Repeat the listing exactly as given, omitting every image.

**Given entries:**
——————————

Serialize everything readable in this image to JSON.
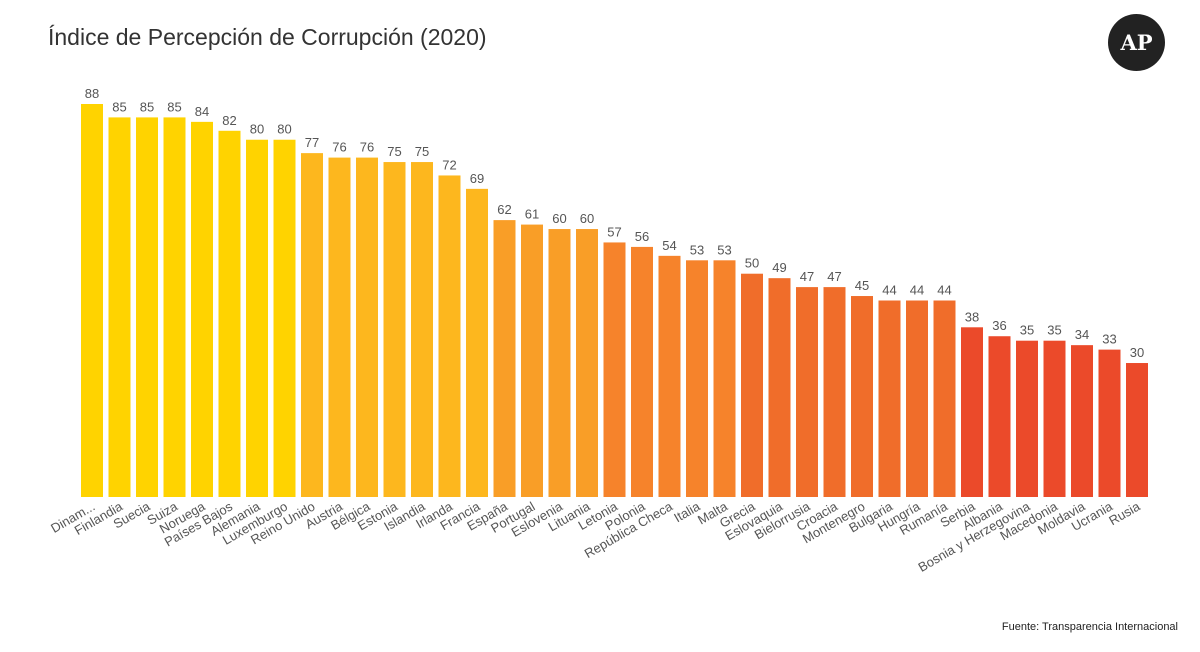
{
  "chart_data": {
    "type": "bar",
    "title": "Índice de Percepción de Corrupción (2020)",
    "categories": [
      "Dinam...",
      "Finlandia",
      "Suecia",
      "Suiza",
      "Noruega",
      "Países Bajos",
      "Alemania",
      "Luxemburgo",
      "Reino Unido",
      "Austria",
      "Bélgica",
      "Estonia",
      "Islandia",
      "Irlanda",
      "Francia",
      "España",
      "Portugal",
      "Eslovenia",
      "Lituania",
      "Letonia",
      "Polonia",
      "República Checa",
      "Italia",
      "Malta",
      "Grecia",
      "Eslovaquia",
      "Bielorrusia",
      "Croacia",
      "Montenegro",
      "Bulgaria",
      "Hungría",
      "Rumanía",
      "Serbia",
      "Albania",
      "Bosnia y Herzegovina",
      "Macedonia",
      "Moldavia",
      "Ucrania",
      "Rusia"
    ],
    "values": [
      88,
      85,
      85,
      85,
      84,
      82,
      80,
      80,
      77,
      76,
      76,
      75,
      75,
      72,
      69,
      62,
      61,
      60,
      60,
      57,
      56,
      54,
      53,
      53,
      50,
      49,
      47,
      47,
      45,
      44,
      44,
      44,
      38,
      36,
      35,
      35,
      34,
      33,
      30
    ],
    "colors": [
      "#FFD300",
      "#FFD300",
      "#FFD300",
      "#FFD300",
      "#FFD300",
      "#FFD300",
      "#FFD300",
      "#FFD300",
      "#FDB71E",
      "#FDB71E",
      "#FDB71E",
      "#FDB71E",
      "#FDB71E",
      "#FDB71E",
      "#FDB71E",
      "#F99E27",
      "#F99E27",
      "#F99E27",
      "#F99E27",
      "#F6832B",
      "#F6832B",
      "#F6832B",
      "#F6832B",
      "#F6832B",
      "#F06D2A",
      "#F06D2A",
      "#F06D2A",
      "#F06D2A",
      "#F06D2A",
      "#F06D2A",
      "#F06D2A",
      "#F06D2A",
      "#EB4A2A",
      "#EB4A2A",
      "#EB4A2A",
      "#EB4A2A",
      "#EB4A2A",
      "#EB4A2A",
      "#EB4A2A"
    ],
    "xlabel": "",
    "ylabel": "",
    "ylim": [
      0,
      88
    ],
    "grid": false,
    "data_labels": true
  },
  "source": "Fuente: Transparencia Internacional",
  "logo_text": "AP"
}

——————————

**Reply:**
Serialize everything readable in this image to JSON.
{
  "chart_data": {
    "type": "bar",
    "title": "Índice de Percepción de Corrupción (2020)",
    "categories": [
      "Dinam...",
      "Finlandia",
      "Suecia",
      "Suiza",
      "Noruega",
      "Países Bajos",
      "Alemania",
      "Luxemburgo",
      "Reino Unido",
      "Austria",
      "Bélgica",
      "Estonia",
      "Islandia",
      "Irlanda",
      "Francia",
      "España",
      "Portugal",
      "Eslovenia",
      "Lituania",
      "Letonia",
      "Polonia",
      "República Checa",
      "Italia",
      "Malta",
      "Grecia",
      "Eslovaquia",
      "Bielorrusia",
      "Croacia",
      "Montenegro",
      "Bulgaria",
      "Hungría",
      "Rumanía",
      "Serbia",
      "Albania",
      "Bosnia y Herzegovina",
      "Macedonia",
      "Moldavia",
      "Ucrania",
      "Rusia"
    ],
    "values": [
      88,
      85,
      85,
      85,
      84,
      82,
      80,
      80,
      77,
      76,
      76,
      75,
      75,
      72,
      69,
      62,
      61,
      60,
      60,
      57,
      56,
      54,
      53,
      53,
      50,
      49,
      47,
      47,
      45,
      44,
      44,
      44,
      38,
      36,
      35,
      35,
      34,
      33,
      30
    ],
    "colors": [
      "#FFD300",
      "#FFD300",
      "#FFD300",
      "#FFD300",
      "#FFD300",
      "#FFD300",
      "#FFD300",
      "#FFD300",
      "#FDB71E",
      "#FDB71E",
      "#FDB71E",
      "#FDB71E",
      "#FDB71E",
      "#FDB71E",
      "#FDB71E",
      "#F99E27",
      "#F99E27",
      "#F99E27",
      "#F99E27",
      "#F6832B",
      "#F6832B",
      "#F6832B",
      "#F6832B",
      "#F6832B",
      "#F06D2A",
      "#F06D2A",
      "#F06D2A",
      "#F06D2A",
      "#F06D2A",
      "#F06D2A",
      "#F06D2A",
      "#F06D2A",
      "#EB4A2A",
      "#EB4A2A",
      "#EB4A2A",
      "#EB4A2A",
      "#EB4A2A",
      "#EB4A2A",
      "#EB4A2A"
    ],
    "xlabel": "",
    "ylabel": "",
    "ylim": [
      0,
      88
    ],
    "grid": false,
    "data_labels": true
  },
  "source": "Fuente: Transparencia Internacional",
  "logo_text": "AP"
}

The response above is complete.